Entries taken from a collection
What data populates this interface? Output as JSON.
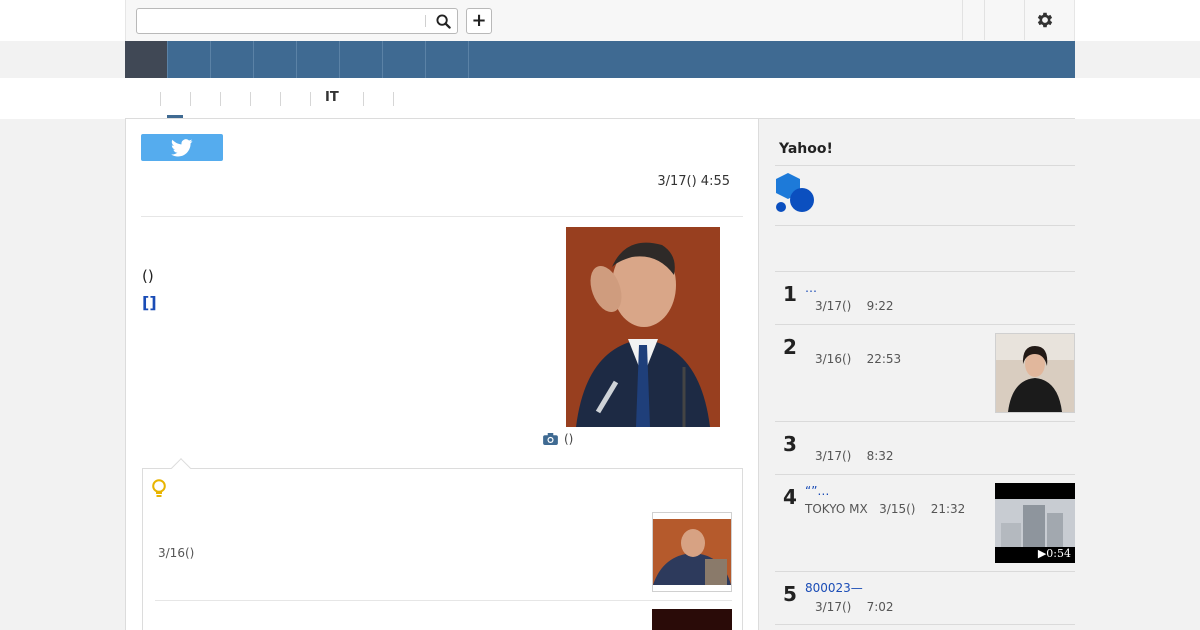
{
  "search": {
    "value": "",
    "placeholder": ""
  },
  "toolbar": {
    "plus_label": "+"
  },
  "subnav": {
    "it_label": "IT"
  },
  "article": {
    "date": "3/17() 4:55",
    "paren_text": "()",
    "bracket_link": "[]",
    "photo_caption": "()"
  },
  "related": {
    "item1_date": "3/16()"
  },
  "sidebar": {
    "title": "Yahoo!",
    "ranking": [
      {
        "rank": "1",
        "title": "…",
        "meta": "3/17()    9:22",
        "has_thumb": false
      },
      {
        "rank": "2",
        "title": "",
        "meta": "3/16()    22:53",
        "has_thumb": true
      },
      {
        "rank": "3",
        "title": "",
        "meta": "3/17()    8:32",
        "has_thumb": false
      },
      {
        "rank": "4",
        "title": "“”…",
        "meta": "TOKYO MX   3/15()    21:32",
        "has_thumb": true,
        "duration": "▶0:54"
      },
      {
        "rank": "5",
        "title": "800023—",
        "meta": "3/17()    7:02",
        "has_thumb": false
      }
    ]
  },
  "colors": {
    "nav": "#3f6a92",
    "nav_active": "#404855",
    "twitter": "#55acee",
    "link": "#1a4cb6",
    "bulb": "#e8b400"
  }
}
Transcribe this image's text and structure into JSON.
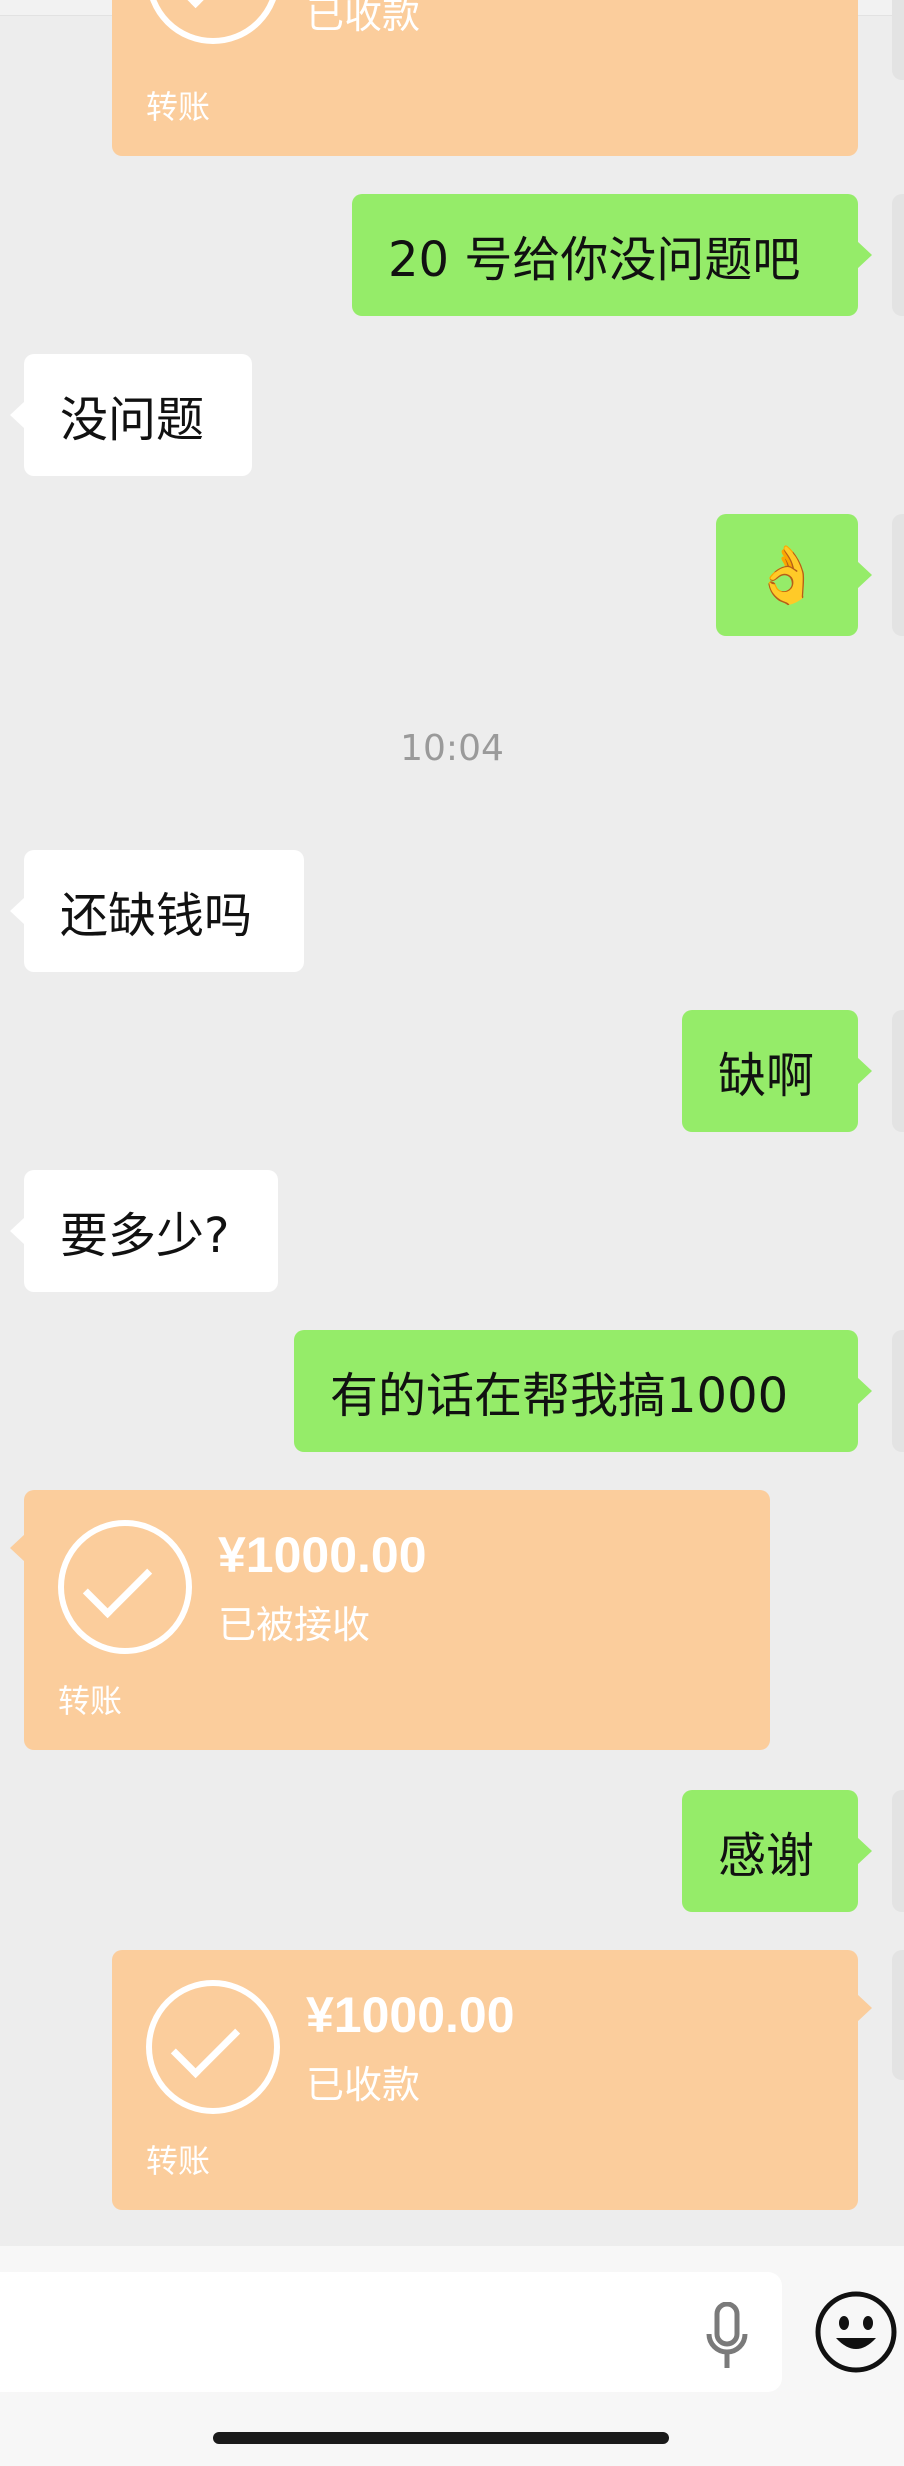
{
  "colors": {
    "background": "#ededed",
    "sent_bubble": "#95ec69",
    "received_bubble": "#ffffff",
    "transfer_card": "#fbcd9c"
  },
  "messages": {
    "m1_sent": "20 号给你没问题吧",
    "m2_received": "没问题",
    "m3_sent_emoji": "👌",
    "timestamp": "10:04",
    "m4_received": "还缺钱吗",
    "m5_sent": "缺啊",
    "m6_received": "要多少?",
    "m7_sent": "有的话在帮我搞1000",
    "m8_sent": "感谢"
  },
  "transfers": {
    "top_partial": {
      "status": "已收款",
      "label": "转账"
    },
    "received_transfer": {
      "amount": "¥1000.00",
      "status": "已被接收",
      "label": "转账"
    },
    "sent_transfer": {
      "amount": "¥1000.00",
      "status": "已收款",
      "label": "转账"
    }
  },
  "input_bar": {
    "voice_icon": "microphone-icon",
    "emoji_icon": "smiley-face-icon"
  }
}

→ WORK REQUIRED
Tally the lines of the listing in which the word "meta" occurs, and state the total alone.

→ ANSWER TO THE TASK
5